# TASK DESCRIPTION:
In the records below, pick out all lines containing the word "conhecimentos".

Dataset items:
= = =
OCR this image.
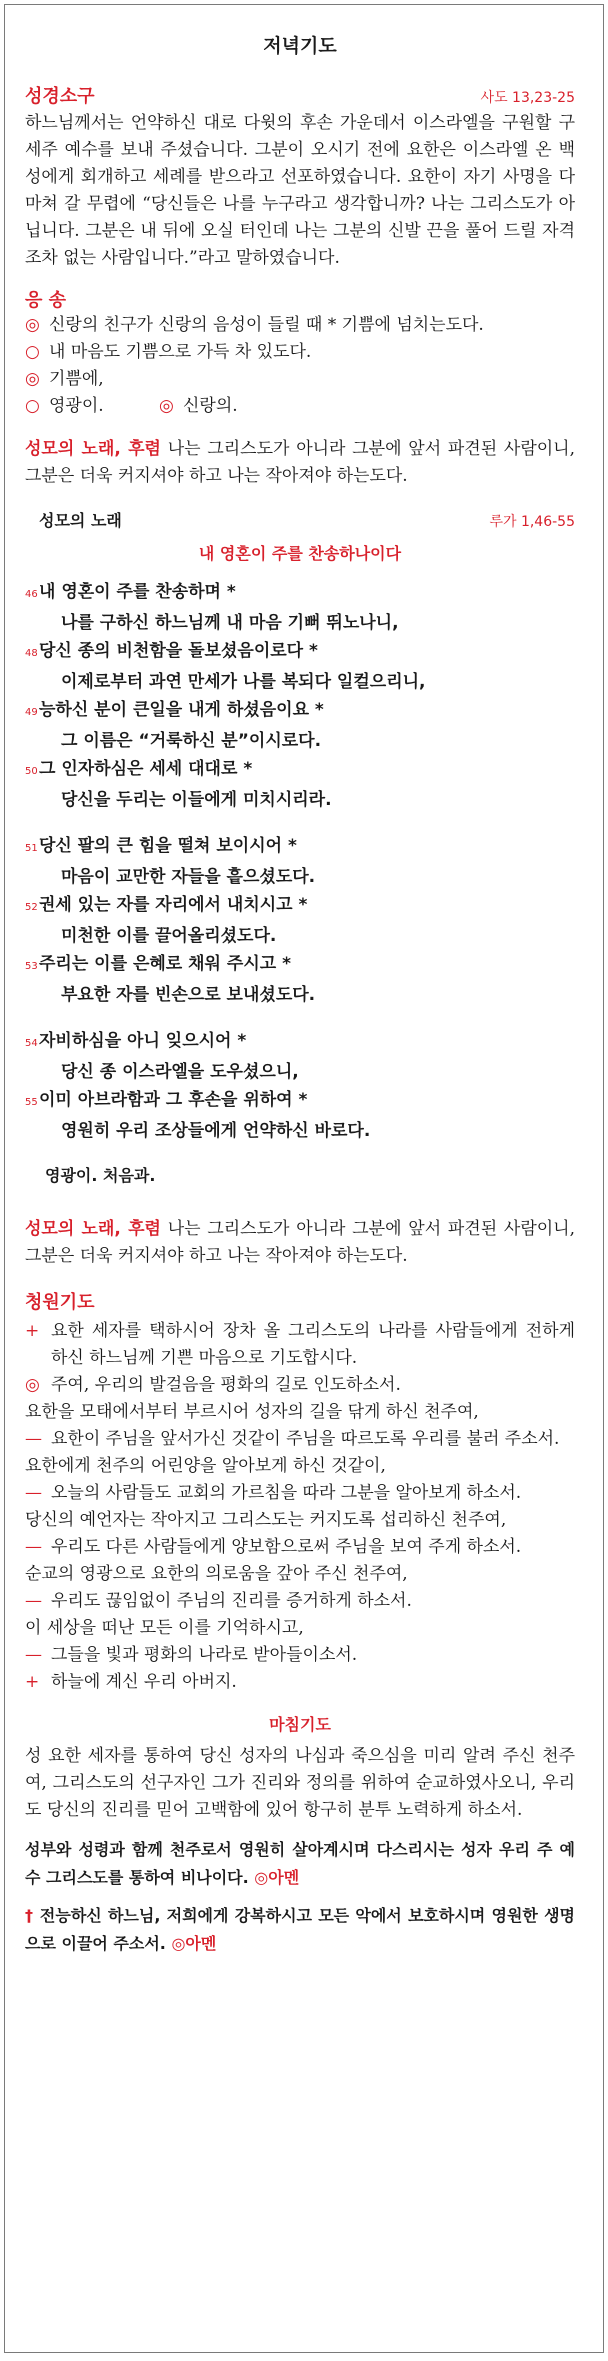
저녁기도
성경소구	사도 13,23-25

하느님께서는 언약하신 대로 다윗의 후손 가운데서 이스라엘을 구원할 구세주 예수를 보내 주셨습니다. 그분이 오시기 전에 요한은 이스라엘 온 백성에게 회개하고 세례를 받으라고 선포하였습니다. 요한이 자기 사명을 다 마쳐 갈 무렵에 “당신들은 나를 누구라고 생각합니까? 나는 그리스도가 아닙니다. 그분은 내 뒤에 오실 터인데 나는 그분의 신발 끈을 풀어 드릴 자격조차 없는 사람입니다.”라고 말하였습니다.

응 송
◎ 신랑의 친구가 신랑의 음성이 들릴 때 * 기쁨에 넘치는도다.
○ 내 마음도 기쁨으로 가득 차 있도다.
◎ 기쁨에,
○ 영광이.	◎ 신랑의.

성모의 노래, 후렴 나는 그리스도가 아니라 그분에 앞서 파견된 사람이니, 그분은 더욱 커지셔야 하고 나는 작아져야 하는도다.

성모의 노래	루가 1,46-55
내 영혼이 주를 찬송하나이다
46 내 영혼이 주를 찬송하며 *
나를 구하신 하느님께 내 마음 기뻐 뛰노나니,
48 당신 종의 비천함을 돌보셨음이로다 *
이제로부터 과연 만세가 나를 복되다 일컬으리니,
49 능하신 분이 큰일을 내게 하셨음이요 *
그 이름은 “거룩하신 분”이시로다.
50 그 인자하심은 세세 대대로 *
당신을 두리는 이들에게 미치시리라.
51 당신 팔의 큰 힘을 떨쳐 보이시어 *
마음이 교만한 자들을 흩으셨도다.
52 권세 있는 자를 자리에서 내치시고 *
미천한 이를 끌어올리셨도다.
53 주리는 이를 은혜로 채워 주시고 *
부요한 자를 빈손으로 보내셨도다.
54 자비하심을 아니 잊으시어 *
당신 종 이스라엘을 도우셨으니,
55 이미 아브라함과 그 후손을 위하여 *
영원히 우리 조상들에게 언약하신 바로다.
영광이. 처음과.

성모의 노래, 후렴 나는 그리스도가 아니라 그분에 앞서 파견된 사람이니, 그분은 더욱 커지셔야 하고 나는 작아져야 하는도다.

청원기도
+ 요한 세자를 택하시어 장차 올 그리스도의 나라를 사람들에게 전하게 하신 하느님께 기쁜 마음으로 기도합시다.
◎ 주여, 우리의 발걸음을 평화의 길로 인도하소서.
요한을 모태에서부터 부르시어 성자의 길을 닦게 하신 천주여,
— 요한이 주님을 앞서가신 것같이 주님을 따르도록 우리를 불러 주소서.
요한에게 천주의 어린양을 알아보게 하신 것같이,
— 오늘의 사람들도 교회의 가르침을 따라 그분을 알아보게 하소서.
당신의 예언자는 작아지고 그리스도는 커지도록 섭리하신 천주여,
— 우리도 다른 사람들에게 양보함으로써 주님을 보여 주게 하소서.
순교의 영광으로 요한의 의로움을 갚아 주신 천주여,
— 우리도 끊임없이 주님의 진리를 증거하게 하소서.
이 세상을 떠난 모든 이를 기억하시고,
— 그들을 빛과 평화의 나라로 받아들이소서.
+ 하늘에 계신 우리 아버지.
마침기도

성 요한 세자를 통하여 당신 성자의 나심과 죽으심을 미리 알려 주신 천주여, 그리스도의 선구자인 그가 진리와 정의를 위하여 순교하였사오니, 우리도 당신의 진리를 믿어 고백함에 있어 항구히 분투 노력하게 하소서.

성부와 성령과 함께 천주로서 영원히 살아계시며 다스리시는 성자 우리 주 예수 그리스도를 통하여 비나이다. ◎아멘

† 전능하신 하느님, 저희에게 강복하시고 모든 악에서 보호하시며 영원한 생명으로 이끌어 주소서. ◎아멘
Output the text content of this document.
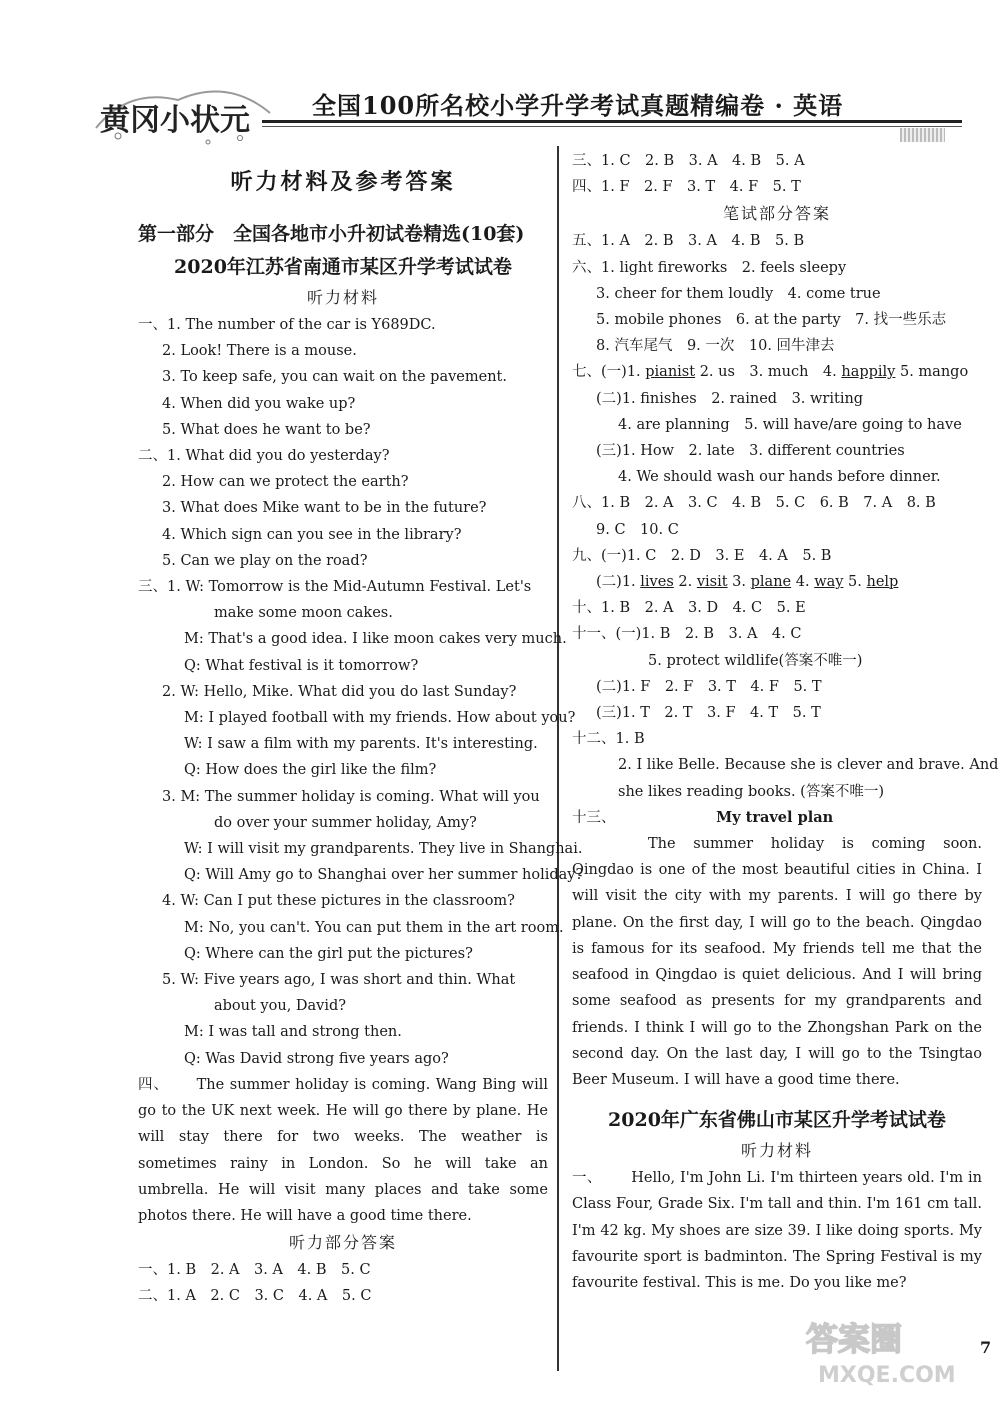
黄冈小状元	全国100所名校小学升学考试真题精编卷 · 英语
听力材料及参考答案
第一部分　全国各地市小升初试卷精选(10套)
2020年江苏省南通市某区升学考试试卷
听力材料
一、1. The number of the car is Y689DC.
2. Look! There is a mouse.
3. To keep safe, you can wait on the pavement.
4. When did you wake up?
5. What does he want to be?
二、1. What did you do yesterday?
2. How can we protect the earth?
3. What does Mike want to be in the future?
4. Which sign can you see in the library?
5. Can we play on the road?
三、1. W: Tomorrow is the Mid-Autumn Festival. Let's
make some moon cakes.
M: That's a good idea. I like moon cakes very much.
Q: What festival is it tomorrow?
2. W: Hello, Mike. What did you do last Sunday?
M: I played football with my friends. How about you?
W: I saw a film with my parents. It's interesting.
Q: How does the girl like the film?
3. M: The summer holiday is coming. What will you
do over your summer holiday, Amy?
W: I will visit my grandparents. They live in Shanghai.
Q: Will Amy go to Shanghai over her summer holiday?
4. W: Can I put these pictures in the classroom?
M: No, you can't. You can put them in the art room.
Q: Where can the girl put the pictures?
5. W: Five years ago, I was short and thin. What
about you, David?
M: I was tall and strong then.
Q: Was David strong five years ago?
四、 The summer holiday is coming. Wang Bing will go to the UK next week. He will go there by plane. He will stay there for two weeks. The weather is sometimes rainy in London. So he will take an umbrella. He will visit many places and take some photos there. He will have a good time there.
听力部分答案
一、1. B　2. A　3. A　4. B　5. C
二、1. A　2. C　3. C　4. A　5. C
三、1. C　2. B　3. A　4. B　5. A
四、1. F　2. F　3. T　4. F　5. T
笔试部分答案
五、1. A　2. B　3. A　4. B　5. B
六、1. light fireworks　2. feels sleepy
3. cheer for them loudly　4. come true
5. mobile phones　6. at the party　7. 找一些乐志
8. 汽车尾气　9. 一次　10. 回牛津去
七、(一)1. pianist 2. us　3. much　4. happily 5. mango
(二)1. finishes　2. rained　3. writing
4. are planning　5. will have/are going to have
(三)1. How　2. late　3. different countries
4. We should wash our hands before dinner.
八、1. B　2. A　3. C　4. B　5. C　6. B　7. A　8. B
9. C　10. C
九、(一)1. C　2. D　3. E　4. A　5. B
(二)1. lives 2. visit 3. plane 4. way 5. help
十、1. B　2. A　3. D　4. C　5. E
十一、(一)1. B　2. B　3. A　4. C
5. protect wildlife(答案不唯一)
(二)1. F　2. F　3. T　4. F　5. T
(三)1. T　2. T　3. F　4. T　5. T
十二、1. B
2. I like Belle. Because she is clever and brave. And
she likes reading books. (答案不唯一)
十三、	My travel plan
The summer holiday is coming soon. Qingdao is one of the most beautiful cities in China. I will visit the city with my parents. I will go there by plane. On the first day, I will go to the beach. Qingdao is famous for its seafood. My friends tell me that the seafood in Qingdao is quiet delicious. And I will bring some seafood as presents for my grandparents and friends. I think I will go to the Zhongshan Park on the second day. On the last day, I will go to the Tsingtao Beer Museum. I will have a good time there.
2020年广东省佛山市某区升学考试试卷
听力材料
一、 Hello, I'm John Li. I'm thirteen years old. I'm in Class Four, Grade Six. I'm tall and thin. I'm 161 cm tall. I'm 42 kg. My shoes are size 39. I like doing sports. My favourite sport is badminton. The Spring Festival is my favourite festival. This is me. Do you like me?
7
答案圈
MXQE.COM
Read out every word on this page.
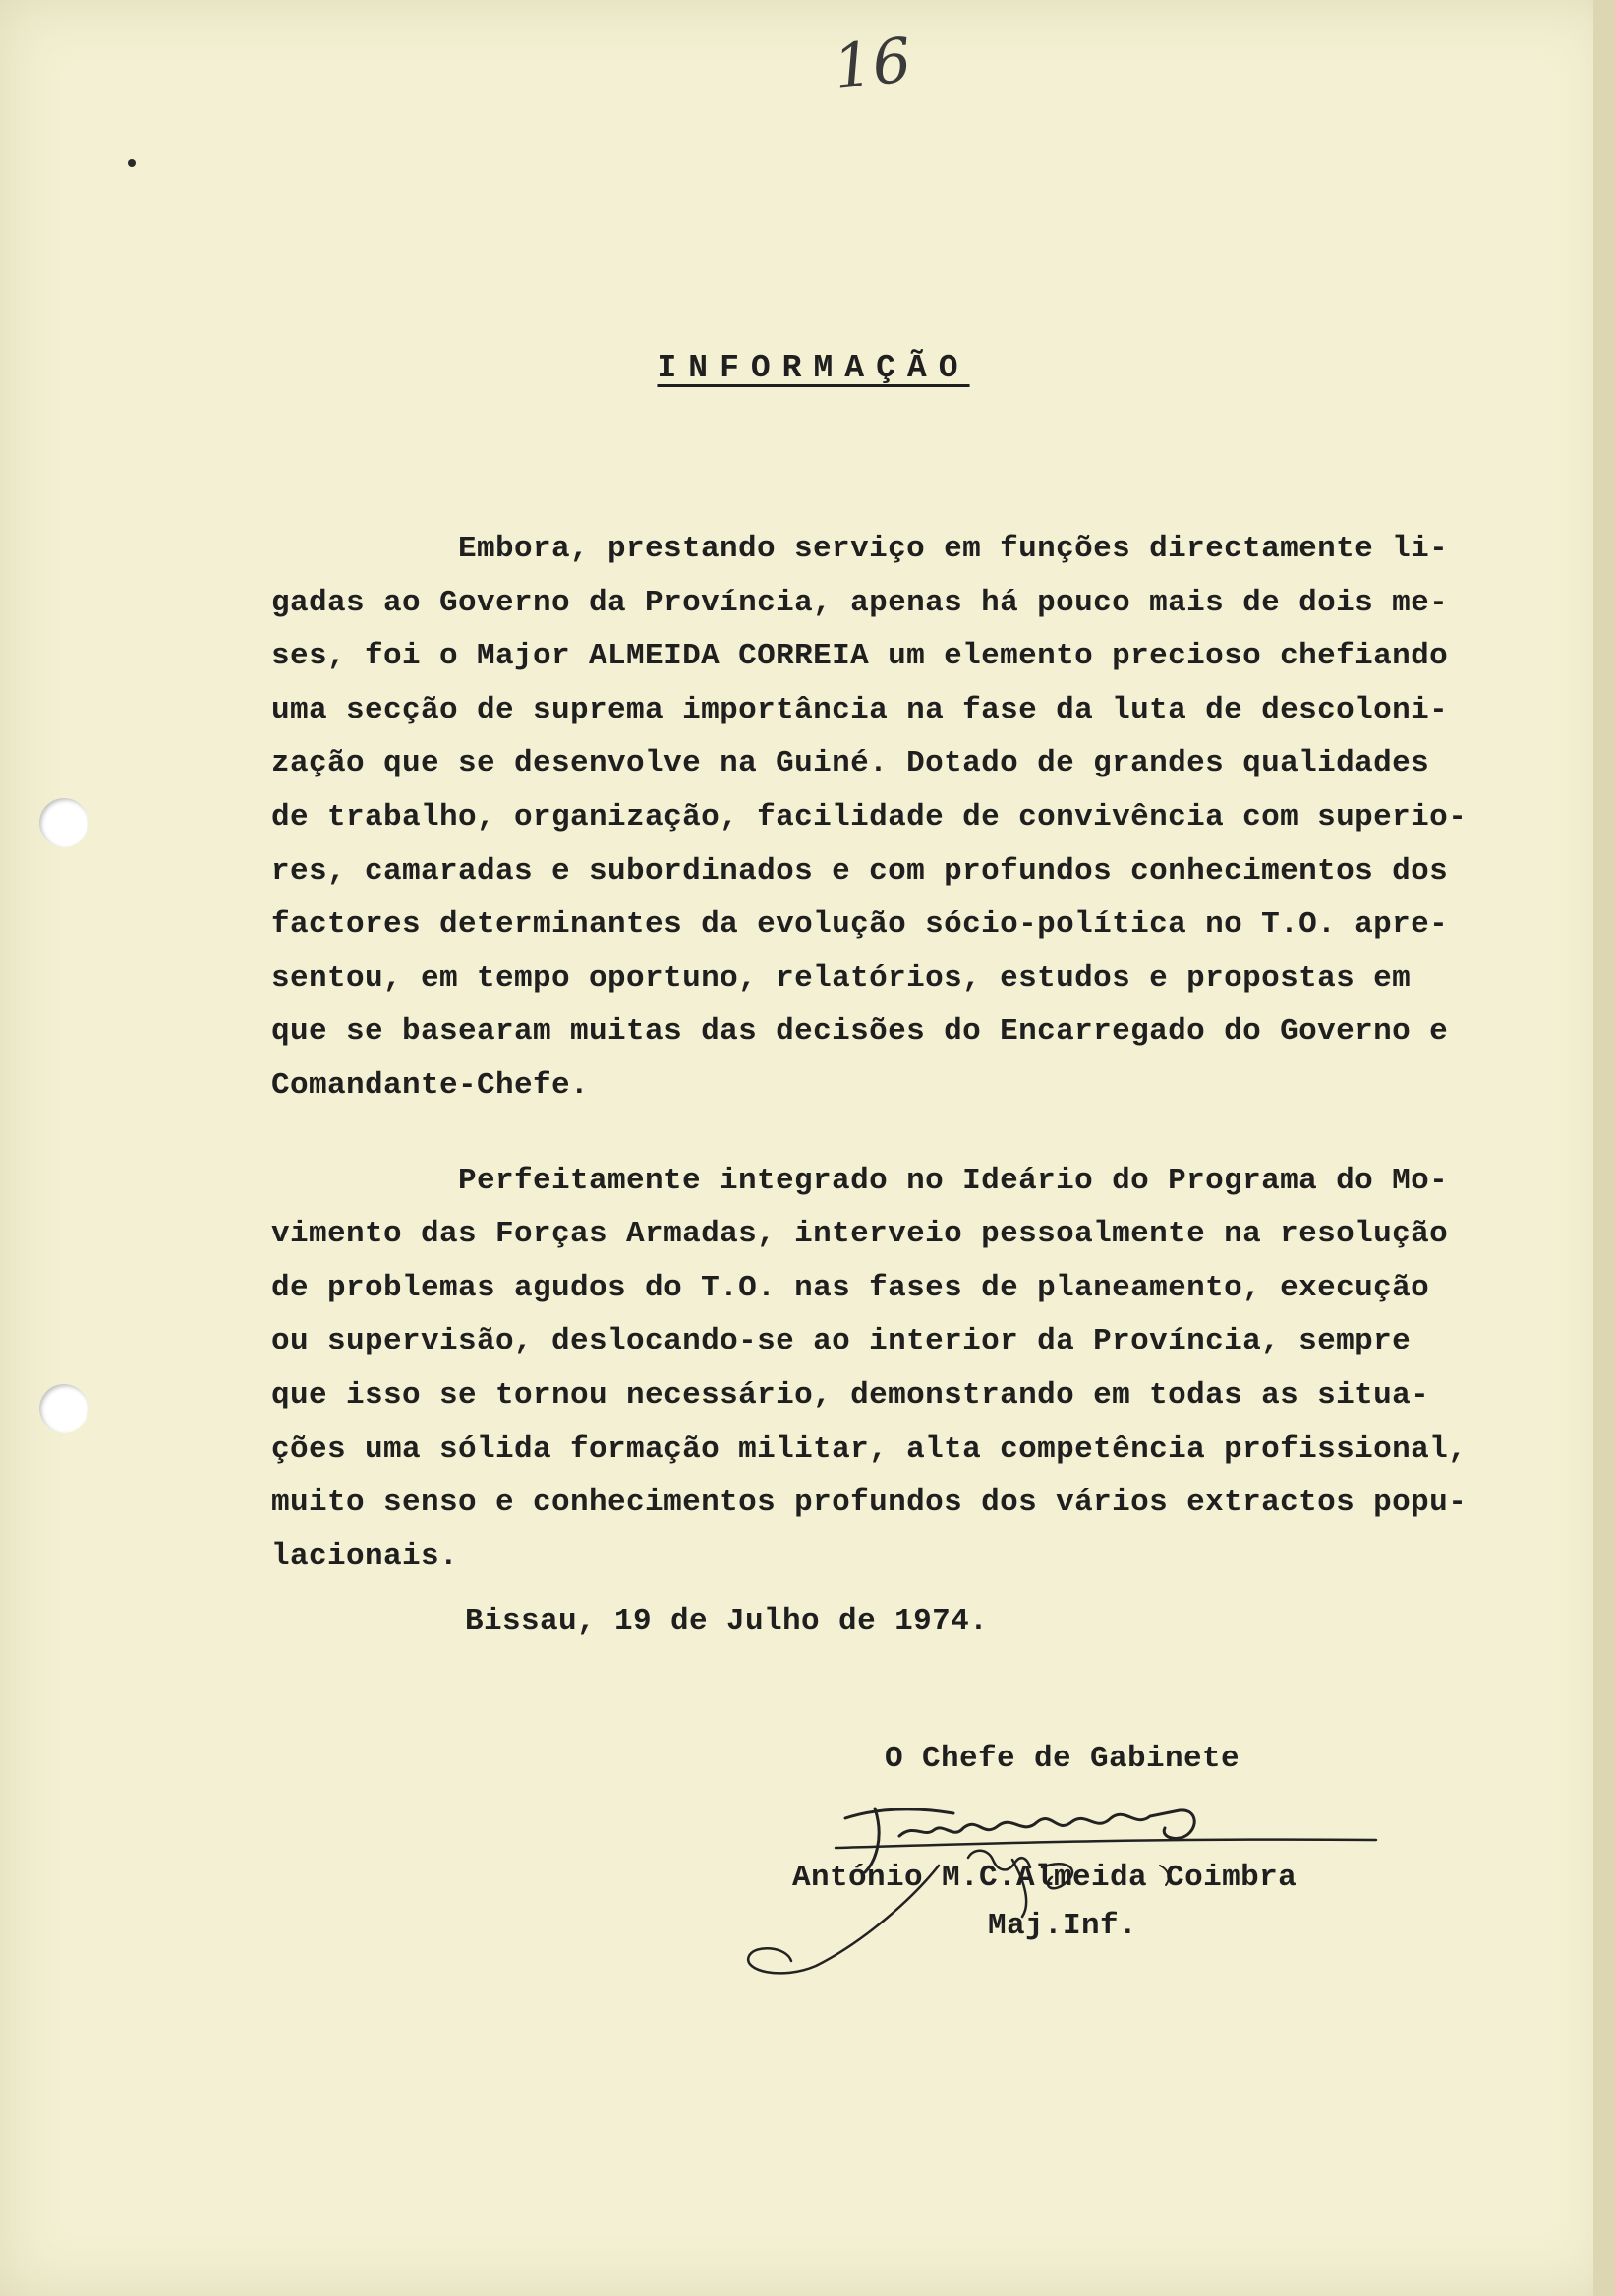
16
INFORMAÇÃO
Embora, prestando serviço em funções directamente li-
gadas ao Governo da Província, apenas há pouco mais de dois me-
ses, foi o Major ALMEIDA CORREIA um elemento precioso chefiando
uma secção de suprema importância na fase da luta de descoloni-
zação que se desenvolve na Guiné. Dotado de grandes qualidades
de trabalho, organização, facilidade de convivência com superio-
res, camaradas e subordinados e com profundos conhecimentos dos
factores determinantes da evolução sócio-política no T.O. apre-
sentou, em tempo oportuno, relatórios, estudos e propostas em
que se basearam muitas das decisões do Encarregado do Governo e
Comandante-Chefe.
Perfeitamente integrado no Ideário do Programa do Mo-
vimento das Forças Armadas, interveio pessoalmente na resolução
de problemas agudos do T.O. nas fases de planeamento, execução
ou supervisão, deslocando-se ao interior da Província, sempre
que isso se tornou necessário, demonstrando em todas as situa-
ções uma sólida formação militar, alta competência profissional,
muito senso e conhecimentos profundos dos vários extractos popu-
lacionais.
Bissau, 19 de Julho de 1974.
O Chefe de Gabinete
António M.C.Almeida Coimbra
Maj.Inf.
= = =
# FULL RESPONSE:
res, camaradas e subordinados e com profundos conhecimentos dos
muito senso e conhecimentos profundos dos vários extractos popu-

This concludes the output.